**EXERCISE DETAILS**
Search the data for the word "Diagram" and copy every line where it occurs.

Extracts from a graphics dataset:
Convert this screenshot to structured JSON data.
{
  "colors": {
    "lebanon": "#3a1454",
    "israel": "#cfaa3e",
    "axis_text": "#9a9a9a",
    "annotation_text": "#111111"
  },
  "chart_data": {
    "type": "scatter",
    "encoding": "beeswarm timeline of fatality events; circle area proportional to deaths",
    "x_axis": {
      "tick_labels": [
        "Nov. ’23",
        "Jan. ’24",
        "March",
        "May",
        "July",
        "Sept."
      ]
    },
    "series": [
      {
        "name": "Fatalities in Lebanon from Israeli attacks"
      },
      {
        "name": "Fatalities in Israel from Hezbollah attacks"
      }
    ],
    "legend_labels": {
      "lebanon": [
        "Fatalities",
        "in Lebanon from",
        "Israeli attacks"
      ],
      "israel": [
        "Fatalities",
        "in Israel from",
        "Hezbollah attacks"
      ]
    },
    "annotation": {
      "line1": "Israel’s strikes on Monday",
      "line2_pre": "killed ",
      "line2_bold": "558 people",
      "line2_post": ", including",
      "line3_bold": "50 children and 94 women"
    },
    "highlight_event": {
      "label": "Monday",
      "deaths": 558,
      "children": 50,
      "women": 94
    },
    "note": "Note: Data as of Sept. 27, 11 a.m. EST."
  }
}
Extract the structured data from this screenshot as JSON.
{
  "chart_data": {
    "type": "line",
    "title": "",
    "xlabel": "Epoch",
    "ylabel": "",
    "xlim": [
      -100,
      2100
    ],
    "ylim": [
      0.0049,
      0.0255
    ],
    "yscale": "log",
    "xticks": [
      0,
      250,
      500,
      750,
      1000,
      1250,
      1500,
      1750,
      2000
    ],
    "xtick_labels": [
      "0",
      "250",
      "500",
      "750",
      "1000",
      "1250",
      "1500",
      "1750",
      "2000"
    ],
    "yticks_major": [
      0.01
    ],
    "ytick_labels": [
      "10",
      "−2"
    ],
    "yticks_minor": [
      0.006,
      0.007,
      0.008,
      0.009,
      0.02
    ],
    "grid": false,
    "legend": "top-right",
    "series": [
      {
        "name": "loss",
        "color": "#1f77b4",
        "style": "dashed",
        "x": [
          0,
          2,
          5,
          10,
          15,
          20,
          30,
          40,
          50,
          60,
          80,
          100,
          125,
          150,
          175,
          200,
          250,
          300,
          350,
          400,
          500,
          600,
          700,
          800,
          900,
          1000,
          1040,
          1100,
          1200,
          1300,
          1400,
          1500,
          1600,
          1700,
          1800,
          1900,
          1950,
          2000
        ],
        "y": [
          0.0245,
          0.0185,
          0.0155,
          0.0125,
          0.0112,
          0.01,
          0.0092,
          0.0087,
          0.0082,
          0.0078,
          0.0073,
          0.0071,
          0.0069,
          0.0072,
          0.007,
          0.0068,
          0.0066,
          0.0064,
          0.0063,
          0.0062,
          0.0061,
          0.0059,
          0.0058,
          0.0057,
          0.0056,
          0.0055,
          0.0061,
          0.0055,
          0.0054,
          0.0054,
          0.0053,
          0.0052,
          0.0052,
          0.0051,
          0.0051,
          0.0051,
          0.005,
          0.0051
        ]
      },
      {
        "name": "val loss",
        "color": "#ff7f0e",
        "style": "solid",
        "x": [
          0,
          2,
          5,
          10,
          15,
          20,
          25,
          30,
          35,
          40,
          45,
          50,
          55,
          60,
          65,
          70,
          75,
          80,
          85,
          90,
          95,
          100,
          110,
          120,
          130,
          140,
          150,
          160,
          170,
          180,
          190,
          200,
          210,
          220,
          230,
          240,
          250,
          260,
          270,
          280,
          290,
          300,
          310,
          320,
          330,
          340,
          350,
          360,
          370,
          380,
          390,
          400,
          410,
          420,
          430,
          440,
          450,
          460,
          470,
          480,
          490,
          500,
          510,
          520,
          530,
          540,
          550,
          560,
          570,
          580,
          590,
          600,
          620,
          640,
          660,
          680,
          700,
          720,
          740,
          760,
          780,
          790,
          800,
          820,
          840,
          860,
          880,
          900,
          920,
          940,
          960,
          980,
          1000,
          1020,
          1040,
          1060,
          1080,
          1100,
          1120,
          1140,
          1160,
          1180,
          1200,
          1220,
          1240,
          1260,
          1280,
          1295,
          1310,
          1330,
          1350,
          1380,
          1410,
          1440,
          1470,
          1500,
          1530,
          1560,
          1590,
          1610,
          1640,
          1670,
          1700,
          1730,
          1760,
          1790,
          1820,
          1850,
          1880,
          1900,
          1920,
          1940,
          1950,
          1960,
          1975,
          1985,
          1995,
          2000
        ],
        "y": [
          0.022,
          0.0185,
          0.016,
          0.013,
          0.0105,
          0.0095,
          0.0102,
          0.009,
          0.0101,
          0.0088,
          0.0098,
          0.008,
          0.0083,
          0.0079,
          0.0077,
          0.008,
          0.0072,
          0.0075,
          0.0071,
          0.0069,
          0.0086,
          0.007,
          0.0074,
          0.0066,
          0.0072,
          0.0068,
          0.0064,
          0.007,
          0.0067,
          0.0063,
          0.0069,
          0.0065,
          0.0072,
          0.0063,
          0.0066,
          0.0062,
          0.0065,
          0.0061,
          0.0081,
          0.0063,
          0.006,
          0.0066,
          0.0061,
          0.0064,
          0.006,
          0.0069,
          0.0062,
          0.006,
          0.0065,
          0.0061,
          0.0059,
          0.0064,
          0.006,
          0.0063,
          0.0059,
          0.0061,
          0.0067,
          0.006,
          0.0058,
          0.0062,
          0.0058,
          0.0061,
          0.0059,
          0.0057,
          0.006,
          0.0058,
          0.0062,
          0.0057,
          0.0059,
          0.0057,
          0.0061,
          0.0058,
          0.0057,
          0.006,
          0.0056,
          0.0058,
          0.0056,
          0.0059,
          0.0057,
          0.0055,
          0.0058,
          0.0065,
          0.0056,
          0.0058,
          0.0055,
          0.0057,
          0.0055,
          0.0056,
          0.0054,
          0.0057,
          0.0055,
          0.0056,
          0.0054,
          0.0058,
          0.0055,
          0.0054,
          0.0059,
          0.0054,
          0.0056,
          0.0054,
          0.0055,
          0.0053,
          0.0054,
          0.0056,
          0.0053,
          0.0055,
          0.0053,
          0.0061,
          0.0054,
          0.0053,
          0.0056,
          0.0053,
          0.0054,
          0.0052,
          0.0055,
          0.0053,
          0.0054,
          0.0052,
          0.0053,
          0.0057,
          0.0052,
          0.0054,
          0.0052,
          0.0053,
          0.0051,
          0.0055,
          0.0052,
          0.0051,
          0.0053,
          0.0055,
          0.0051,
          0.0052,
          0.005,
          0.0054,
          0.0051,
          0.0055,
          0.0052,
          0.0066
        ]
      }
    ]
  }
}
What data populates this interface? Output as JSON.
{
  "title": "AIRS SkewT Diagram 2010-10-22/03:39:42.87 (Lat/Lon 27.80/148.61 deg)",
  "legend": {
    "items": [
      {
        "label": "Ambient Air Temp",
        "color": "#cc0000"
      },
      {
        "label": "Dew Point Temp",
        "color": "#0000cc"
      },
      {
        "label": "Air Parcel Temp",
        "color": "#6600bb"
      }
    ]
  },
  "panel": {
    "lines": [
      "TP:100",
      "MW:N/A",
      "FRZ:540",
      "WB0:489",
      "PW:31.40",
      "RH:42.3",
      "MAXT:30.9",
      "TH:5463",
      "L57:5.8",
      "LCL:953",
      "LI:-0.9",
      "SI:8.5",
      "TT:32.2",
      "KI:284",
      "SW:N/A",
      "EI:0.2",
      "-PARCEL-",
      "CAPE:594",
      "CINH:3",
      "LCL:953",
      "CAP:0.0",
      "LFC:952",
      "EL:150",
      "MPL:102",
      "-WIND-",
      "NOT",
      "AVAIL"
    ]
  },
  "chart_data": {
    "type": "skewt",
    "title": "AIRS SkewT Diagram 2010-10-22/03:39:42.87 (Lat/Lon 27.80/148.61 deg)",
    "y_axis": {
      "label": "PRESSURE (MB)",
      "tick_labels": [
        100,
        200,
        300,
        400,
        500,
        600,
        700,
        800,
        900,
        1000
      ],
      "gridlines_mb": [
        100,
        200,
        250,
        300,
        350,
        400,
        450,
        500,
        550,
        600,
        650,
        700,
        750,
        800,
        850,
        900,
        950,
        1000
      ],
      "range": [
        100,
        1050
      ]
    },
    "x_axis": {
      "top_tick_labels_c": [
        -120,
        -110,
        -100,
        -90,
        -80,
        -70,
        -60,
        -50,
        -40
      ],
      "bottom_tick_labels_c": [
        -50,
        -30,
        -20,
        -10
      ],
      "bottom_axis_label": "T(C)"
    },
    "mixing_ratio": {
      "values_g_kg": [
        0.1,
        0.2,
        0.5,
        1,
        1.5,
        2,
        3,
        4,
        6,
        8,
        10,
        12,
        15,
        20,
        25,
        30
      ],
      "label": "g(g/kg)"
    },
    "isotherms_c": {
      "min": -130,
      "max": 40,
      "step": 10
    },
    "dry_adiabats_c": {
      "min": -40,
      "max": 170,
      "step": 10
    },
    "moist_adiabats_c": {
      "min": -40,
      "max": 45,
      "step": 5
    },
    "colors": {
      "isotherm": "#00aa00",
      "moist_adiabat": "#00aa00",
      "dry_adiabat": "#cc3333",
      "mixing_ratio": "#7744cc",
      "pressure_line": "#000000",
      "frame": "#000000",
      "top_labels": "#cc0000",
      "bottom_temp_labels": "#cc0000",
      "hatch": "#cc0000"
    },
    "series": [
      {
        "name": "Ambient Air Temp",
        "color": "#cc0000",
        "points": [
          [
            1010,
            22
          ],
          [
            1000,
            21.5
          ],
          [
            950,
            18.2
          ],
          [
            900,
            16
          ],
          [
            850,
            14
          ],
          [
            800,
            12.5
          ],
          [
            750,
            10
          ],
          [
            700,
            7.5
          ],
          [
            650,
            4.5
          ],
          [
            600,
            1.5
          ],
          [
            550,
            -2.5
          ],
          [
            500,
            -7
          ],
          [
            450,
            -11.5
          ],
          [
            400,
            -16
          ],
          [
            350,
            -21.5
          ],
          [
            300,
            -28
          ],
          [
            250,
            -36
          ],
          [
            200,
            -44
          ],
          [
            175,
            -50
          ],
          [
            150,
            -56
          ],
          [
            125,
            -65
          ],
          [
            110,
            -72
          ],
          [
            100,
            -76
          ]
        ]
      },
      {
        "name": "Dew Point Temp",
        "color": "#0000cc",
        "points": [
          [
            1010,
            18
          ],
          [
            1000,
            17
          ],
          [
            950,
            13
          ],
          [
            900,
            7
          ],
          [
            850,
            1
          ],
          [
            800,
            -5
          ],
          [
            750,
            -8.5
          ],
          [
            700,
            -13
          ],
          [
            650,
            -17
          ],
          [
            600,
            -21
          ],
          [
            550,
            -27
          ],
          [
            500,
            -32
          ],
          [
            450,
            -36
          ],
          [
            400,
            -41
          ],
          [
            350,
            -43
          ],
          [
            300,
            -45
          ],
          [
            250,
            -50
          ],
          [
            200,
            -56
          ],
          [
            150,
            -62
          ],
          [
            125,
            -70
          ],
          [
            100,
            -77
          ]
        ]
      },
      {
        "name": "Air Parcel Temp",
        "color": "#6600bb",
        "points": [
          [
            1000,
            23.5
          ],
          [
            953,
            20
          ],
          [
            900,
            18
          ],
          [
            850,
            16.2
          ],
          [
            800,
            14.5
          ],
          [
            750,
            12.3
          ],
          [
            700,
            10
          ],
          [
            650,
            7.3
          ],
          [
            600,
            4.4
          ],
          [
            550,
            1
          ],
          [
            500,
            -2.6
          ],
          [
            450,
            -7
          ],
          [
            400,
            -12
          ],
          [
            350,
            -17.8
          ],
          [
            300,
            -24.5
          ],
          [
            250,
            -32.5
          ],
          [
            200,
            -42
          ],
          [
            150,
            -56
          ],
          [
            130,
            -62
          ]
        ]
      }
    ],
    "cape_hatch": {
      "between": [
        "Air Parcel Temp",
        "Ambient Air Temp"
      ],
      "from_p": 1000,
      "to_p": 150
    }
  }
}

**CORRECT OUTPUT**
  "title": "AIRS SkewT Diagram 2010-10-22/03:39:42.87 (Lat/Lon 27.80/148.61 deg)",
    "title": "AIRS SkewT Diagram 2010-10-22/03:39:42.87 (Lat/Lon 27.80/148.61 deg)",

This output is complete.